═══ SOURCE DATA

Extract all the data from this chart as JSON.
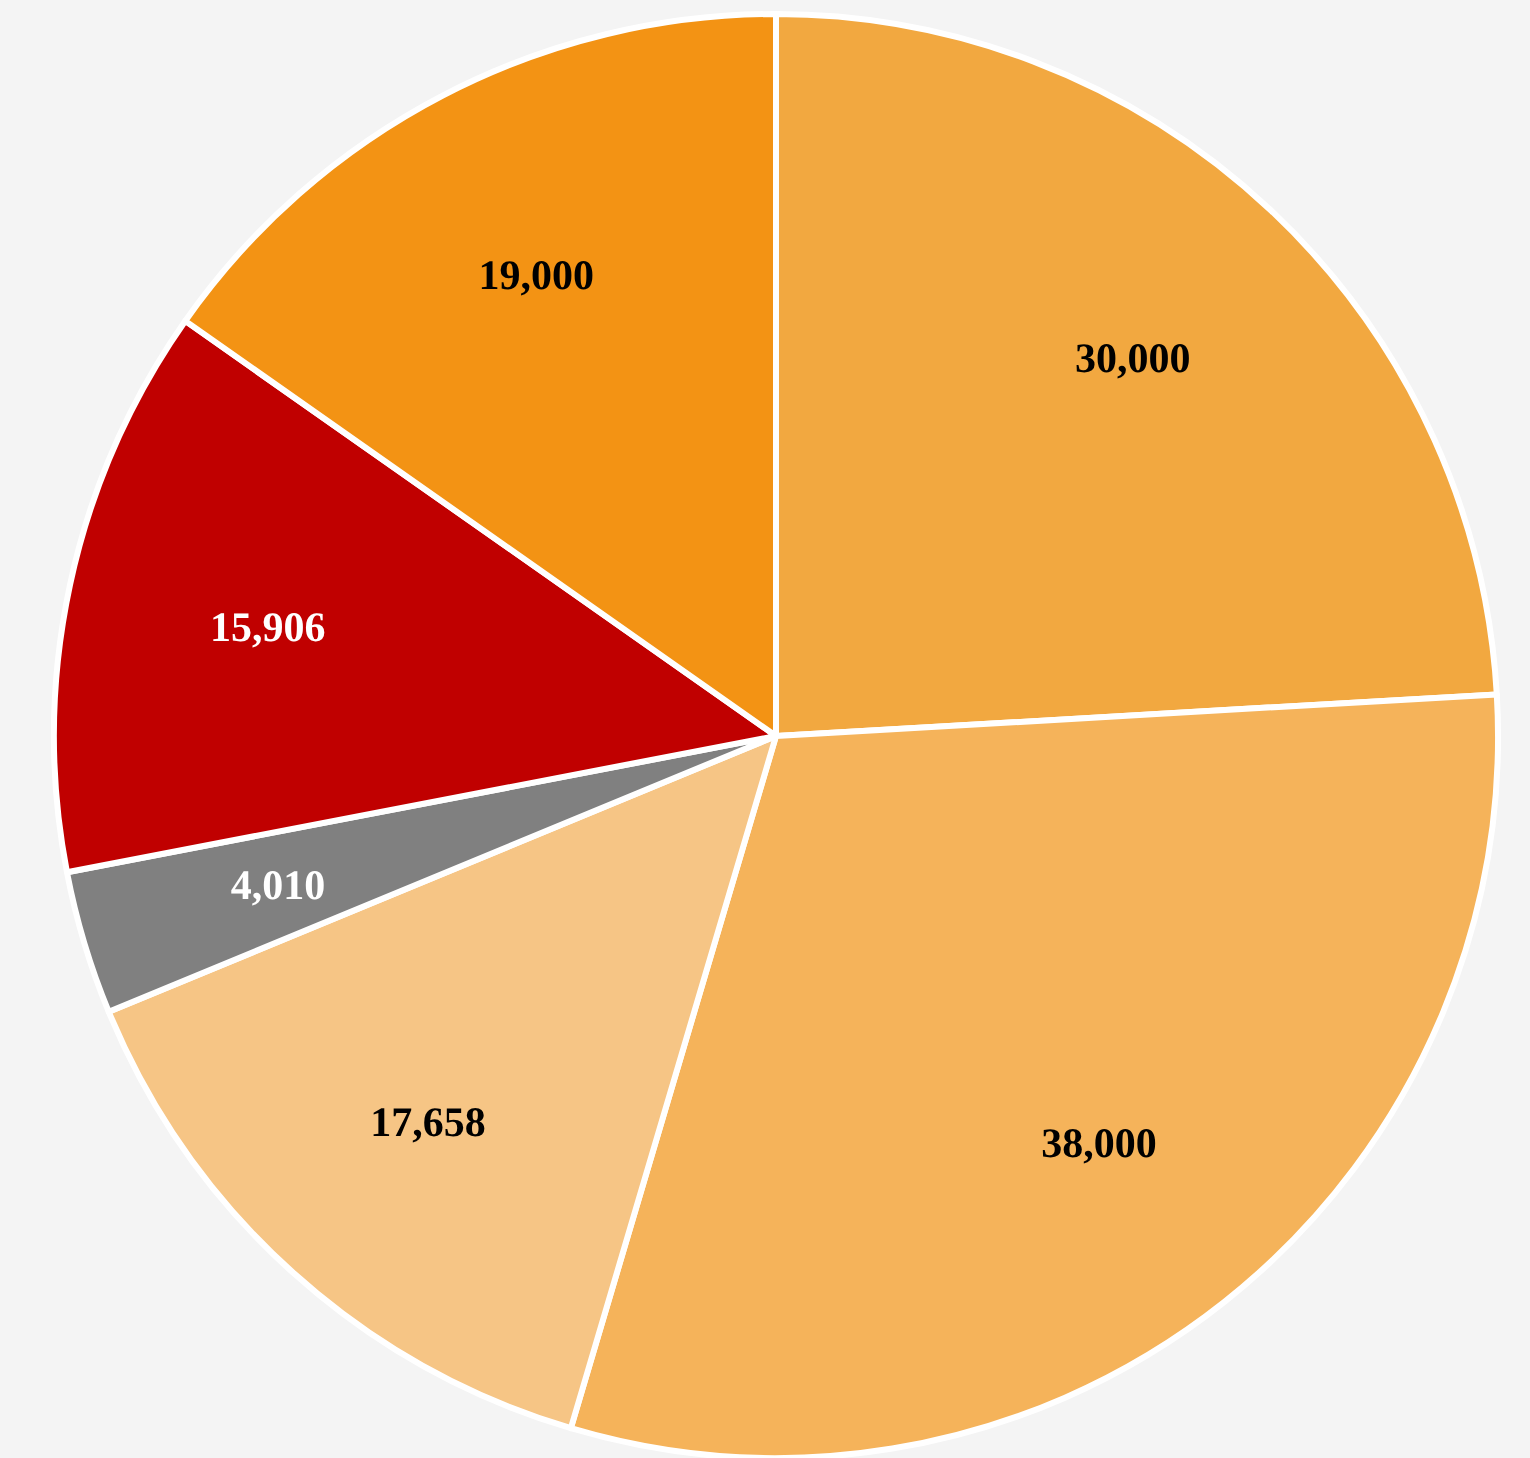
{
  "chart_data": {
    "type": "pie",
    "categories": [
      null,
      null,
      null,
      null,
      null,
      null
    ],
    "values": [
      30000,
      38000,
      17658,
      4010,
      15906,
      19000
    ],
    "colors": [
      "#f2a840",
      "#f5b35a",
      "#f6c585",
      "#808080",
      "#c00000",
      "#f39314"
    ],
    "value_labels": [
      "30,000",
      "38,000",
      "17,658",
      "4,010",
      "15,906",
      "19,000"
    ]
  }
}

══════

Leave out the pictures and retype every line above exactly.

* REPLY TO THE TASK
Extract all the data from this chart as JSON.
{
  "chart_data": {
    "type": "pie",
    "categories": [
      null,
      null,
      null,
      null,
      null,
      null
    ],
    "values": [
      30000,
      38000,
      17658,
      4010,
      15906,
      19000
    ],
    "colors": [
      "#f2a840",
      "#f5b35a",
      "#f6c585",
      "#808080",
      "#c00000",
      "#f39314"
    ],
    "value_labels": [
      "30,000",
      "38,000",
      "17,658",
      "4,010",
      "15,906",
      "19,000"
    ]
  }
}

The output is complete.